Work instructions:
A: In the text about how Tiki's CSS files are arranged, which directory holds the theme stylesheets?
B: Continue the text about how Tiki's CSS files are arranged from the point where it stops.

Selected text:
┌──

History: CSS
Preview of version: 3 (current)
Tiki's CSS has been in transition, and is coming around to being more of a framework. As of Tiki 4, this is how the CSS files are arranged.
Feature- and browser-specific CSS
There are feature-specific stylesheets, in the directory css/. These are:
- admin.css
- calendar.css
- cssmenus.css
- freetags.css
- jscalendar.css
These files are called when the feature is activated, if it is an option, or by default, otherwise.
The css/ directory also contains some browser-specific files, which have global CSS rules for these browsers:
- ie6.css
- ie7.css
- ie8.css
These are served to the appropriate browser by using conditional comments in the HTML head section.
External CSS
Additionally, some external software used by Tiki, such as JQuery and PHP Layers menus, have their own stylesheets, which are called if the feature is activated. These files are in the appropriate subdirectories under lib/.
Theme stylesheets
The theme stylesheets are in the styles/ directory.
Base styles
Beginning in Tiki 3 and effective by default in Tiki 4, there are three files that are imported by theme stylesheets, to provide basic layout and some default design details.

└──

Records provided:
┌──

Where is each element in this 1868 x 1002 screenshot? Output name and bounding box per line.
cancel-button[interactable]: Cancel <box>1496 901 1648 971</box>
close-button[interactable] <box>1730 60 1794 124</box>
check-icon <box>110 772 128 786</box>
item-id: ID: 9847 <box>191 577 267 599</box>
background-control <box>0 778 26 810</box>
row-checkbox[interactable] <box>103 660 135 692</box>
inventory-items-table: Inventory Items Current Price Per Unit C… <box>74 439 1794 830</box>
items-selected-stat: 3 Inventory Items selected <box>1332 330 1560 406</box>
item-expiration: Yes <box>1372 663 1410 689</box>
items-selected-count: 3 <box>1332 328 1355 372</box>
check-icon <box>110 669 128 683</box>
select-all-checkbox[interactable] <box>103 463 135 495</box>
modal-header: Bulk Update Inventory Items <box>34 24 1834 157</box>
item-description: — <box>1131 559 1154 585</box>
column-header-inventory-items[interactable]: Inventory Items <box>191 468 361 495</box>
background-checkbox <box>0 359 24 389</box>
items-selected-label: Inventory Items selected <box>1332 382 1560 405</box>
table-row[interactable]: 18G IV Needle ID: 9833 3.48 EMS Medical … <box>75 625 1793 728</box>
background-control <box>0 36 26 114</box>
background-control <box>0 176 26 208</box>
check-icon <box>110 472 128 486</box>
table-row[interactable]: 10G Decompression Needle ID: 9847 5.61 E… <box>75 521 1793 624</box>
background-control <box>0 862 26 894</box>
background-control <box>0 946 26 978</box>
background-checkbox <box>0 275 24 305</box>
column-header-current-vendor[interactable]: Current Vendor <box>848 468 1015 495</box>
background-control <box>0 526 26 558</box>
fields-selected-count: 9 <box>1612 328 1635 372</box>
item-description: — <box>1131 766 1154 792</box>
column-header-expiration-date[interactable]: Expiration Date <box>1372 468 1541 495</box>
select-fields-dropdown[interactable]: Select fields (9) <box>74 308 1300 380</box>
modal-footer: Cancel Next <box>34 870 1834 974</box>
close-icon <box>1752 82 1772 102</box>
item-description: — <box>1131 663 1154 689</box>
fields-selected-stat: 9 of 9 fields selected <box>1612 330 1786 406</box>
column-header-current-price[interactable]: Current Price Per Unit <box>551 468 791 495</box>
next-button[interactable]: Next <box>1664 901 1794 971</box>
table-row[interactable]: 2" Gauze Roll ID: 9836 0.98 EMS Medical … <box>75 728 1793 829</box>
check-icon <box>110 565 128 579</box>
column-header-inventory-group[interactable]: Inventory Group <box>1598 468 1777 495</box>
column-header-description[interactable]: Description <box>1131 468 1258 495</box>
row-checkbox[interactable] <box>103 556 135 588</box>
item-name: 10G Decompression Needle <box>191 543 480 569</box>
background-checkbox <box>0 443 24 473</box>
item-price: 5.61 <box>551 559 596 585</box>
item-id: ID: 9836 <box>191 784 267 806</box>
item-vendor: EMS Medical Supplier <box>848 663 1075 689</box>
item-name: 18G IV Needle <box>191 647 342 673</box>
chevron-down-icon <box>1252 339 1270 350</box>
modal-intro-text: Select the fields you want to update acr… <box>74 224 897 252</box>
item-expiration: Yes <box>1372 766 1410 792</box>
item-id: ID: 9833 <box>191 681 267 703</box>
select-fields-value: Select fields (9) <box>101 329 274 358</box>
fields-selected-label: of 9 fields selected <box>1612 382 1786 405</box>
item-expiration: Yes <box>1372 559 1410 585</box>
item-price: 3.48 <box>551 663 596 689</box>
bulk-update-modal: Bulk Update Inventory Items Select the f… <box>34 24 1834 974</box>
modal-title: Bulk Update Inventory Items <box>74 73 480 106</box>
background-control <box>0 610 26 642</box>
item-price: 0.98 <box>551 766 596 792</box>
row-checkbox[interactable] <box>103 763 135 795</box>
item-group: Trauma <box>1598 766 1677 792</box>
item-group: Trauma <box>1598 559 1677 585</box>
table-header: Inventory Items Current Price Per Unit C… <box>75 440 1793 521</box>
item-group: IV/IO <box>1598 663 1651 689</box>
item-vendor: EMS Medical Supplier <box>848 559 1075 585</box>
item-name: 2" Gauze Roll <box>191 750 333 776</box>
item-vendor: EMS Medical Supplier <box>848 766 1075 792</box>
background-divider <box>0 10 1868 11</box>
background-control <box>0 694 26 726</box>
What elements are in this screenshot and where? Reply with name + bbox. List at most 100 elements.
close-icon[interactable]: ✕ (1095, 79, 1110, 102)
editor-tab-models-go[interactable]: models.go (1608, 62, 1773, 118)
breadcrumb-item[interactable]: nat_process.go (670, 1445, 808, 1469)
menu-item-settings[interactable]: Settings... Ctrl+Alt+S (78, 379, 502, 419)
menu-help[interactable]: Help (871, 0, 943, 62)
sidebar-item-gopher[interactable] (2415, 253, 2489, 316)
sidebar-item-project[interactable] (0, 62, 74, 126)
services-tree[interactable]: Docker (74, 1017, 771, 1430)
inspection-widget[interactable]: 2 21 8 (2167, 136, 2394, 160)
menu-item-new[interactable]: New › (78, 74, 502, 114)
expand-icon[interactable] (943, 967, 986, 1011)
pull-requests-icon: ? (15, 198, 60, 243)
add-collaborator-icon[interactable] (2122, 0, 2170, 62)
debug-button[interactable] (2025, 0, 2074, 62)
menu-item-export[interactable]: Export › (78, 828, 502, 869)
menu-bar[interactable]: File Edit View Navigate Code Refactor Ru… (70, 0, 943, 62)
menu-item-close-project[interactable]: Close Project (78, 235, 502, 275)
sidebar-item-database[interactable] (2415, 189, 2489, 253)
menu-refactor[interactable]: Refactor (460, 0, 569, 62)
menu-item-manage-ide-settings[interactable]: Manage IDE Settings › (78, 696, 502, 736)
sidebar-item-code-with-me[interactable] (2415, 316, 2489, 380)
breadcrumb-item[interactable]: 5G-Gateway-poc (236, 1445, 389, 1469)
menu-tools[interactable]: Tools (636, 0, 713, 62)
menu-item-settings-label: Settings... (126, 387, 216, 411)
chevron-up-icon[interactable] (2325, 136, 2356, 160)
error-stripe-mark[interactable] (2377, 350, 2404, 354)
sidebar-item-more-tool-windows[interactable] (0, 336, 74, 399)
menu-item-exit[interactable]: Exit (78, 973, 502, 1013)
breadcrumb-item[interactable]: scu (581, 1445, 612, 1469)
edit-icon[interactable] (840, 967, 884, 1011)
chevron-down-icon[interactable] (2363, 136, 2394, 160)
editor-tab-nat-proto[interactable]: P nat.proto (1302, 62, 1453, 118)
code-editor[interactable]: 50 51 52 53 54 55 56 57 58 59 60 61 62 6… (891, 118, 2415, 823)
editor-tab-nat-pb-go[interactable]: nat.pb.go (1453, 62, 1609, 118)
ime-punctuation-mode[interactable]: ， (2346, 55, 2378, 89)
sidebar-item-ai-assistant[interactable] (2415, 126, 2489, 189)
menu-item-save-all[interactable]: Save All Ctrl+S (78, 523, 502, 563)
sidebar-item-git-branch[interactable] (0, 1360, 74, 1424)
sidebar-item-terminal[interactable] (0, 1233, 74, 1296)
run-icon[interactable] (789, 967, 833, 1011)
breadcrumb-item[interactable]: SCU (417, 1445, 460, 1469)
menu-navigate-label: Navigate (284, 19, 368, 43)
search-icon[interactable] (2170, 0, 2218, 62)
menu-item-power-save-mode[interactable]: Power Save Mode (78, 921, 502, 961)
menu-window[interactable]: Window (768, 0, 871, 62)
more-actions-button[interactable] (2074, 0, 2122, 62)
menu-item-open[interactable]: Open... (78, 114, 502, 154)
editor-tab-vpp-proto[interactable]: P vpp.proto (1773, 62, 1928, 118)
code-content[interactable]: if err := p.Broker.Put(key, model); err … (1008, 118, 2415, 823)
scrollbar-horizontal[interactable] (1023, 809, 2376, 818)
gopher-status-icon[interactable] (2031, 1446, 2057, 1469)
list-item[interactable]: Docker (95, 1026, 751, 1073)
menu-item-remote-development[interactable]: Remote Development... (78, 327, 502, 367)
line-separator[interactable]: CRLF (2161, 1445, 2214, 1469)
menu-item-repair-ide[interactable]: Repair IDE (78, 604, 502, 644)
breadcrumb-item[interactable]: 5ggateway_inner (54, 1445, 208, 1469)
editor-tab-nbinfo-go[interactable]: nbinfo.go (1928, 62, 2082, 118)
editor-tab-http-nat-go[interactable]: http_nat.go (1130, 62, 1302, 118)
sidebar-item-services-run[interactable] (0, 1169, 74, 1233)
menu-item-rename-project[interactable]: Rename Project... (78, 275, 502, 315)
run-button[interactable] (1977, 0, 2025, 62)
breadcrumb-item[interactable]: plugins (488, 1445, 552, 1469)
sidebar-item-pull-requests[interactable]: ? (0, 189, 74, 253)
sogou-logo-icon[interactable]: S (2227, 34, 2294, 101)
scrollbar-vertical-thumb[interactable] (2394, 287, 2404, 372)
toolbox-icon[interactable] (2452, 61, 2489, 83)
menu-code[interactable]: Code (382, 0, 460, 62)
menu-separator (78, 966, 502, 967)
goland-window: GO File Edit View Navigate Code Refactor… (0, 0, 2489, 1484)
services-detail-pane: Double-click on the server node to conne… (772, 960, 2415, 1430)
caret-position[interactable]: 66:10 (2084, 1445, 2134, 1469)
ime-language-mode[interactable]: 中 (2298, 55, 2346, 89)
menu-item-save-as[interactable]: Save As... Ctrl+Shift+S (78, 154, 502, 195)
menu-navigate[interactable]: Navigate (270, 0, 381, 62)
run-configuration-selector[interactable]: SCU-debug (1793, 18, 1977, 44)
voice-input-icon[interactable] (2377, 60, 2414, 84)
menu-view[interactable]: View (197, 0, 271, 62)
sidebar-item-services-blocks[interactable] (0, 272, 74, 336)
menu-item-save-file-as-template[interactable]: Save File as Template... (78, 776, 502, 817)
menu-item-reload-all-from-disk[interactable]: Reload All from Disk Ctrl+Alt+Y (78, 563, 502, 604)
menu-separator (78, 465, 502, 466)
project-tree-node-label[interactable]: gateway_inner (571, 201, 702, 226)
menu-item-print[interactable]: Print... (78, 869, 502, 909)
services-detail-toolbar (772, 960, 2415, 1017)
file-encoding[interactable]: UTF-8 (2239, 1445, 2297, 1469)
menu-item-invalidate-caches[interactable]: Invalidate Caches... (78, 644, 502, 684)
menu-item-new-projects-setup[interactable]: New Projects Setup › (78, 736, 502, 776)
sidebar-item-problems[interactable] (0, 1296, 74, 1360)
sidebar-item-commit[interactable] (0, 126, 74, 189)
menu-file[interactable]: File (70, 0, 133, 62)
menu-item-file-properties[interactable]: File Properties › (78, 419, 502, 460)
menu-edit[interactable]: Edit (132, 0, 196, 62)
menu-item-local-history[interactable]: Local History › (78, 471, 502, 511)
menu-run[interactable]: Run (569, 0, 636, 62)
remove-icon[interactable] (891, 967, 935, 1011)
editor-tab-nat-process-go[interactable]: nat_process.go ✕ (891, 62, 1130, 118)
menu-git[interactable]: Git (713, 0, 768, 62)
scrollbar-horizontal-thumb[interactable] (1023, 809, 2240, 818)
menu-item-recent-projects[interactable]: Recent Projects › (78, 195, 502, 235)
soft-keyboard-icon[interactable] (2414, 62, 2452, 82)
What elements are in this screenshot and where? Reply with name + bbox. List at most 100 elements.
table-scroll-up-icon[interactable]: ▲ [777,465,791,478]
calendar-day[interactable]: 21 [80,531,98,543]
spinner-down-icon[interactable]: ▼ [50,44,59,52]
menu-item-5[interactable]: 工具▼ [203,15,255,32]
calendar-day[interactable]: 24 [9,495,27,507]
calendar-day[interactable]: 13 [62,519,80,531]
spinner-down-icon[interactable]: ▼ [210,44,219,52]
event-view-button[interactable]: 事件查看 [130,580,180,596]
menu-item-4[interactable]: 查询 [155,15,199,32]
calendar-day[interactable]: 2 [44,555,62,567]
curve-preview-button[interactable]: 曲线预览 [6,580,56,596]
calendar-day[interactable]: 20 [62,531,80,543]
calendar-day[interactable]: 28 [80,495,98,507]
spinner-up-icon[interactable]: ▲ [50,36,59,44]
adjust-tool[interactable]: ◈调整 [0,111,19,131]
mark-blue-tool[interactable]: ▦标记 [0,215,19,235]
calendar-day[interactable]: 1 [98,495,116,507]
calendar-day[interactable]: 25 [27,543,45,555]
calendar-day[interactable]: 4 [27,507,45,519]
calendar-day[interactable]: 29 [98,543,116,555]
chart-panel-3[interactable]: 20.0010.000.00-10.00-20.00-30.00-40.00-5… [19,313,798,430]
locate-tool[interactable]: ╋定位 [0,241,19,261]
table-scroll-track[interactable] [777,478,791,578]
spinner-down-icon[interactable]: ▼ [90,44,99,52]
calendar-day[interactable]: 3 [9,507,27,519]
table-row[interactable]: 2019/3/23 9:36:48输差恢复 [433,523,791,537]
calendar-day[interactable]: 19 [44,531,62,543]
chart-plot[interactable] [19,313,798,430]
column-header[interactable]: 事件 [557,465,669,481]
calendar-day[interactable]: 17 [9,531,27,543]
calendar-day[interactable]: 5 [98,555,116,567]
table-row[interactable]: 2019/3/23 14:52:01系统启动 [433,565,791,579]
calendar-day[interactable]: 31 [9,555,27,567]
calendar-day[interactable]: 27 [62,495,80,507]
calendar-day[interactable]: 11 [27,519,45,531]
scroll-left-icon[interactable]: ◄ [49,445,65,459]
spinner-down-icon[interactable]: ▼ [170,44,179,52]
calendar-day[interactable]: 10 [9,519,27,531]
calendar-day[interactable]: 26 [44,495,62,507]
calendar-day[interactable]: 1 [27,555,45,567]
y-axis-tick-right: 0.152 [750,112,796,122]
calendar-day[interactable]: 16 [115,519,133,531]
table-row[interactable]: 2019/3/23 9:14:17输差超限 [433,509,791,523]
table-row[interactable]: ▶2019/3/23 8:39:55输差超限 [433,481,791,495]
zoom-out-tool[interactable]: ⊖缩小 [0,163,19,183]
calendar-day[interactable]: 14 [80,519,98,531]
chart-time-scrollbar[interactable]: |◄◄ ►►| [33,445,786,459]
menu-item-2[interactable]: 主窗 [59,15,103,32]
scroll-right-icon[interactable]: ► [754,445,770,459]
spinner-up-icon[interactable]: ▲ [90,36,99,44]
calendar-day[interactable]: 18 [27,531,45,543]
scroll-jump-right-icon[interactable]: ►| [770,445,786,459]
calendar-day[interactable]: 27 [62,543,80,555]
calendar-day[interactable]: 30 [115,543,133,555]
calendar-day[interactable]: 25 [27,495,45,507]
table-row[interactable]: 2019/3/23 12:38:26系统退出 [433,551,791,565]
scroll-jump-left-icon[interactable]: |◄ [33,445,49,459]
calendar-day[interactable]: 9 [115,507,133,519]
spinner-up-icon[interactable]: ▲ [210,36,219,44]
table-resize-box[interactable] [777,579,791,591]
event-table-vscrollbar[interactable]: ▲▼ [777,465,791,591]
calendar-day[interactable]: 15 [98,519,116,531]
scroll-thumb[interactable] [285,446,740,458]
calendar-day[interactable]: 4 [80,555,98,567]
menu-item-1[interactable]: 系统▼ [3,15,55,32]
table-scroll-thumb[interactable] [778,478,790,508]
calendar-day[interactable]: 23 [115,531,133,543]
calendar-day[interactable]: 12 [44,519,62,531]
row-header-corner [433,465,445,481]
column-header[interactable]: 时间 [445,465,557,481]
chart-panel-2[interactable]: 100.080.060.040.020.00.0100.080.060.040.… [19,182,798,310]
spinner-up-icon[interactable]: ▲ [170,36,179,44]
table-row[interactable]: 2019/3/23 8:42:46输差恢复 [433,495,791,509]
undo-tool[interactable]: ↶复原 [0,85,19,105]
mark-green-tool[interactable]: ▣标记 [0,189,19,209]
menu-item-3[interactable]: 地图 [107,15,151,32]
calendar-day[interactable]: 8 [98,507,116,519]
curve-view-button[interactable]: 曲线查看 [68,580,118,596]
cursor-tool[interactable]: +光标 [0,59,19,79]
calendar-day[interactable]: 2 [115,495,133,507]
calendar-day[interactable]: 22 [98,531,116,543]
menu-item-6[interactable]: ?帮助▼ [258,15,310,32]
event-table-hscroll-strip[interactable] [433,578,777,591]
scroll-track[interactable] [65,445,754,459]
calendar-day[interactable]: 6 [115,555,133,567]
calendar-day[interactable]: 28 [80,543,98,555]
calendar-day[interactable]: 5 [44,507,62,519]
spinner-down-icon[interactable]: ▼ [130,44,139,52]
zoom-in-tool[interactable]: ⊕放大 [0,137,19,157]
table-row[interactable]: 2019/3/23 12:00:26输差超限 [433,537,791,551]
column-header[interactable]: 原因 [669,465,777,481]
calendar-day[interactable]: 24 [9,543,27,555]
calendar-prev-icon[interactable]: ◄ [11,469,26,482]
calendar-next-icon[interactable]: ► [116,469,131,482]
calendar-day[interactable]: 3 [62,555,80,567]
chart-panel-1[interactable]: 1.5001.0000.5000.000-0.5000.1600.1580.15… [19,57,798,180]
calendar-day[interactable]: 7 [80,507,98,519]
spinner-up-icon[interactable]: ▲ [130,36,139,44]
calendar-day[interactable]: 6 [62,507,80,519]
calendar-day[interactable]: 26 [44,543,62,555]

└──

Responses in order:
A: The theme stylesheets are in the styles/ directory.

B:
styles/lite/lite.css
This file positions the three columns in the page middle, providing a source-ordered (that is, the main column content is at the top in the page source, above the content of the secondary side columns) liquid layout that can flex to accomodate wide center-column content. Tiki's lite.css method is perhaps unique in its ability to accommodate content in this way, in all browsers, among web layout methods.
styles/layout/layout.css
This file provides rules for layout in a more detailed way, to eliminate the need for theme stylesheets to repeatedly contain rules that normally don't change much from one theme to the next.
styles/layout/design.css
This file (the contents of which were originally in layout.css) provides default properties for design elements that frequently don't change per theme.
Of course, the rules in layout.css and design.css are only provided as a default. It's expected that the theme stylesheet will override any property it needs to, to implement its own appearance. The default files were created to save theme authors time and trouble, and reduce the size and complexity of theme stylesheets.
There are also reference versions of layout.css and design.css - layout-reference.css and design-reference.css. The idea is that the actual production files should be as small as possible, so don't contain comments, while the reference versions are fully commented.
Theme stylesheets proper
The theme stylesheets are in the styles/ directory. All of the themes in the Tiki download package import lite.css, layout.css, and design.css, and in turn they specify their own rules. Rules in the theme stylesheets will override rules in the feature-specific files in css/ and in the global layout and design files in styles/layout/. So, as it should be, the theme stylesheet has the last word on layout and design.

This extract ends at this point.